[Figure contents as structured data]
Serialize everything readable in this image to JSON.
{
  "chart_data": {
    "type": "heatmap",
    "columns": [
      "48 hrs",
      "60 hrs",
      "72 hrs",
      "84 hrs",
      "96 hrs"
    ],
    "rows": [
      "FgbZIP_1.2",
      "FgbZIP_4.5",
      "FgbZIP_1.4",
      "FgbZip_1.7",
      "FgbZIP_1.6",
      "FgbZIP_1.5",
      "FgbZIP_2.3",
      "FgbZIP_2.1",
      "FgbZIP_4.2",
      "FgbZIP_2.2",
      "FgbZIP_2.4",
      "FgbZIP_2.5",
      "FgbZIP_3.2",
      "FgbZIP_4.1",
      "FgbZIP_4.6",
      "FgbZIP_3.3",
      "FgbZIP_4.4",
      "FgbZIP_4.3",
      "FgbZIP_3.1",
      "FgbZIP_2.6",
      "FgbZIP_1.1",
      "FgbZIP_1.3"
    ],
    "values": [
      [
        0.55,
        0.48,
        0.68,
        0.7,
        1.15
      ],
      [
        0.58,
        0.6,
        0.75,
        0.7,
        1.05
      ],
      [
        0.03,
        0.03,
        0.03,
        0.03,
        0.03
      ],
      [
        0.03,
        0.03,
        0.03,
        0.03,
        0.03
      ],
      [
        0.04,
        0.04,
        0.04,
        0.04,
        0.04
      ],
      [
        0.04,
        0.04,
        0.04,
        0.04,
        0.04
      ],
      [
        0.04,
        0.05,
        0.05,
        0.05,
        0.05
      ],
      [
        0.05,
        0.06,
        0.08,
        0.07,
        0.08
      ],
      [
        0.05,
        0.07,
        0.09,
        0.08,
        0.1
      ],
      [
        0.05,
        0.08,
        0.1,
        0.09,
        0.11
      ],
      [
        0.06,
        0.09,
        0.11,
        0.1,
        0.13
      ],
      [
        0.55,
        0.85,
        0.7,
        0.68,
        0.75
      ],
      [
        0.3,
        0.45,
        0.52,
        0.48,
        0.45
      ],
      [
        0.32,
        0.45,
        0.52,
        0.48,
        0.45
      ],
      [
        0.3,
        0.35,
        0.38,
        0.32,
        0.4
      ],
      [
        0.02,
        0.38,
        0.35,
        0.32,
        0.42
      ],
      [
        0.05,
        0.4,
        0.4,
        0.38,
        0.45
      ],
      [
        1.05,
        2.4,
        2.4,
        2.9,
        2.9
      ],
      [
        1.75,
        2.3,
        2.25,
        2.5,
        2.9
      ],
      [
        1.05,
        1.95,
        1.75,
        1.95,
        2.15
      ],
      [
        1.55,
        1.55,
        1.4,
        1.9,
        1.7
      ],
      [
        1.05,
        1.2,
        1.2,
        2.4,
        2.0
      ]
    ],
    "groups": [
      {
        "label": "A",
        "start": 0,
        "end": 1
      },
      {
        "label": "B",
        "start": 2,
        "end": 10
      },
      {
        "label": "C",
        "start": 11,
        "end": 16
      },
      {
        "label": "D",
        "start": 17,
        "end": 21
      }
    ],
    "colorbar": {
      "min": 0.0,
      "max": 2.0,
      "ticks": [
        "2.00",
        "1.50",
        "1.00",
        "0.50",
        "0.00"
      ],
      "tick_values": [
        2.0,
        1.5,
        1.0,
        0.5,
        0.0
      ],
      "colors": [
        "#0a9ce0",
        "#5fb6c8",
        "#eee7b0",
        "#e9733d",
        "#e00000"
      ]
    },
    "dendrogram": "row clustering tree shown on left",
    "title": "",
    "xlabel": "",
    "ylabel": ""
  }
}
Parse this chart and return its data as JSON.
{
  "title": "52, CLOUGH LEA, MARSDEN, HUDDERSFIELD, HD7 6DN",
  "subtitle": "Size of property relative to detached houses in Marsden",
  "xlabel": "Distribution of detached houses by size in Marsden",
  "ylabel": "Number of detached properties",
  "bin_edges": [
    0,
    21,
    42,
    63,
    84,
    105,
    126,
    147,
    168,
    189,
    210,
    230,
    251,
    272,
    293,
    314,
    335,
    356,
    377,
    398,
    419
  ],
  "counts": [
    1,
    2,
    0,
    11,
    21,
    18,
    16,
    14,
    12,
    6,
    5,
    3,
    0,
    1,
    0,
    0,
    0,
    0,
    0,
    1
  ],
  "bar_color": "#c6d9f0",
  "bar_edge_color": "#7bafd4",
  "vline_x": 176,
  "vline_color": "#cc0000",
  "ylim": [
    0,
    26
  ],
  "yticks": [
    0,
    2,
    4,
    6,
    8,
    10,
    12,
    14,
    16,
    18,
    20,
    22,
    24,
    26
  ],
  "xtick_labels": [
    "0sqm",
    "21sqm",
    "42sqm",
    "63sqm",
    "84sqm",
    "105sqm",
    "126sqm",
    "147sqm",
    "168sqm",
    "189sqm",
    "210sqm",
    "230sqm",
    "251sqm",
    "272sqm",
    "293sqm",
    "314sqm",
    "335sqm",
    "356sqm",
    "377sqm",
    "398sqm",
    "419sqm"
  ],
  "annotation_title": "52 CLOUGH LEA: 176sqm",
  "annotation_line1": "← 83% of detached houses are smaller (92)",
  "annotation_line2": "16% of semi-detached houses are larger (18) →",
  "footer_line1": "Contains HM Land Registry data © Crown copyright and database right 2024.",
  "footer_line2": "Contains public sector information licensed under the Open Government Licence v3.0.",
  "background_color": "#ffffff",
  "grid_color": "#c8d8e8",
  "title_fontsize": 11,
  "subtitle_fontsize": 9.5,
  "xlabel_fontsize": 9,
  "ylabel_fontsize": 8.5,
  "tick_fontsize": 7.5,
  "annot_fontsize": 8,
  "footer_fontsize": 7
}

## WHAT IS NEEDED
Repeat the data precisely, reproducing every entry.

## FULL RESPONSE
Serialize everything readable in this image to JSON.
{
  "chart_data": {
    "type": "heatmap",
    "columns": [
      "48 hrs",
      "60 hrs",
      "72 hrs",
      "84 hrs",
      "96 hrs"
    ],
    "rows": [
      "FgbZIP_1.2",
      "FgbZIP_4.5",
      "FgbZIP_1.4",
      "FgbZip_1.7",
      "FgbZIP_1.6",
      "FgbZIP_1.5",
      "FgbZIP_2.3",
      "FgbZIP_2.1",
      "FgbZIP_4.2",
      "FgbZIP_2.2",
      "FgbZIP_2.4",
      "FgbZIP_2.5",
      "FgbZIP_3.2",
      "FgbZIP_4.1",
      "FgbZIP_4.6",
      "FgbZIP_3.3",
      "FgbZIP_4.4",
      "FgbZIP_4.3",
      "FgbZIP_3.1",
      "FgbZIP_2.6",
      "FgbZIP_1.1",
      "FgbZIP_1.3"
    ],
    "values": [
      [
        0.55,
        0.48,
        0.68,
        0.7,
        1.15
      ],
      [
        0.58,
        0.6,
        0.75,
        0.7,
        1.05
      ],
      [
        0.03,
        0.03,
        0.03,
        0.03,
        0.03
      ],
      [
        0.03,
        0.03,
        0.03,
        0.03,
        0.03
      ],
      [
        0.04,
        0.04,
        0.04,
        0.04,
        0.04
      ],
      [
        0.04,
        0.04,
        0.04,
        0.04,
        0.04
      ],
      [
        0.04,
        0.05,
        0.05,
        0.05,
        0.05
      ],
      [
        0.05,
        0.06,
        0.08,
        0.07,
        0.08
      ],
      [
        0.05,
        0.07,
        0.09,
        0.08,
        0.1
      ],
      [
        0.05,
        0.08,
        0.1,
        0.09,
        0.11
      ],
      [
        0.06,
        0.09,
        0.11,
        0.1,
        0.13
      ],
      [
        0.55,
        0.85,
        0.7,
        0.68,
        0.75
      ],
      [
        0.3,
        0.45,
        0.52,
        0.48,
        0.45
      ],
      [
        0.32,
        0.45,
        0.52,
        0.48,
        0.45
      ],
      [
        0.3,
        0.35,
        0.38,
        0.32,
        0.4
      ],
      [
        0.02,
        0.38,
        0.35,
        0.32,
        0.42
      ],
      [
        0.05,
        0.4,
        0.4,
        0.38,
        0.45
      ],
      [
        1.05,
        2.4,
        2.4,
        2.9,
        2.9
      ],
      [
        1.75,
        2.3,
        2.25,
        2.5,
        2.9
      ],
      [
        1.05,
        1.95,
        1.75,
        1.95,
        2.15
      ],
      [
        1.55,
        1.55,
        1.4,
        1.9,
        1.7
      ],
      [
        1.05,
        1.2,
        1.2,
        2.4,
        2.0
      ]
    ],
    "groups": [
      {
        "label": "A",
        "start": 0,
        "end": 1
      },
      {
        "label": "B",
        "start": 2,
        "end": 10
      },
      {
        "label": "C",
        "start": 11,
        "end": 16
      },
      {
        "label": "D",
        "start": 17,
        "end": 21
      }
    ],
    "colorbar": {
      "min": 0.0,
      "max": 2.0,
      "ticks": [
        "2.00",
        "1.50",
        "1.00",
        "0.50",
        "0.00"
      ],
      "tick_values": [
        2.0,
        1.5,
        1.0,
        0.5,
        0.0
      ],
      "colors": [
        "#0a9ce0",
        "#5fb6c8",
        "#eee7b0",
        "#e9733d",
        "#e00000"
      ]
    },
    "dendrogram": "row clustering tree shown on left",
    "title": "",
    "xlabel": "",
    "ylabel": ""
  }
}
Parse this chart and return its data as JSON.
{
  "title": "52, CLOUGH LEA, MARSDEN, HUDDERSFIELD, HD7 6DN",
  "subtitle": "Size of property relative to detached houses in Marsden",
  "xlabel": "Distribution of detached houses by size in Marsden",
  "ylabel": "Number of detached properties",
  "bin_edges": [
    0,
    21,
    42,
    63,
    84,
    105,
    126,
    147,
    168,
    189,
    210,
    230,
    251,
    272,
    293,
    314,
    335,
    356,
    377,
    398,
    419
  ],
  "counts": [
    1,
    2,
    0,
    11,
    21,
    18,
    16,
    14,
    12,
    6,
    5,
    3,
    0,
    1,
    0,
    0,
    0,
    0,
    0,
    1
  ],
  "bar_color": "#c6d9f0",
  "bar_edge_color": "#7bafd4",
  "vline_x": 176,
  "vline_color": "#cc0000",
  "ylim": [
    0,
    26
  ],
  "yticks": [
    0,
    2,
    4,
    6,
    8,
    10,
    12,
    14,
    16,
    18,
    20,
    22,
    24,
    26
  ],
  "xtick_labels": [
    "0sqm",
    "21sqm",
    "42sqm",
    "63sqm",
    "84sqm",
    "105sqm",
    "126sqm",
    "147sqm",
    "168sqm",
    "189sqm",
    "210sqm",
    "230sqm",
    "251sqm",
    "272sqm",
    "293sqm",
    "314sqm",
    "335sqm",
    "356sqm",
    "377sqm",
    "398sqm",
    "419sqm"
  ],
  "annotation_title": "52 CLOUGH LEA: 176sqm",
  "annotation_line1": "← 83% of detached houses are smaller (92)",
  "annotation_line2": "16% of semi-detached houses are larger (18) →",
  "footer_line1": "Contains HM Land Registry data © Crown copyright and database right 2024.",
  "footer_line2": "Contains public sector information licensed under the Open Government Licence v3.0.",
  "background_color": "#ffffff",
  "grid_color": "#c8d8e8",
  "title_fontsize": 11,
  "subtitle_fontsize": 9.5,
  "xlabel_fontsize": 9,
  "ylabel_fontsize": 8.5,
  "tick_fontsize": 7.5,
  "annot_fontsize": 8,
  "footer_fontsize": 7
}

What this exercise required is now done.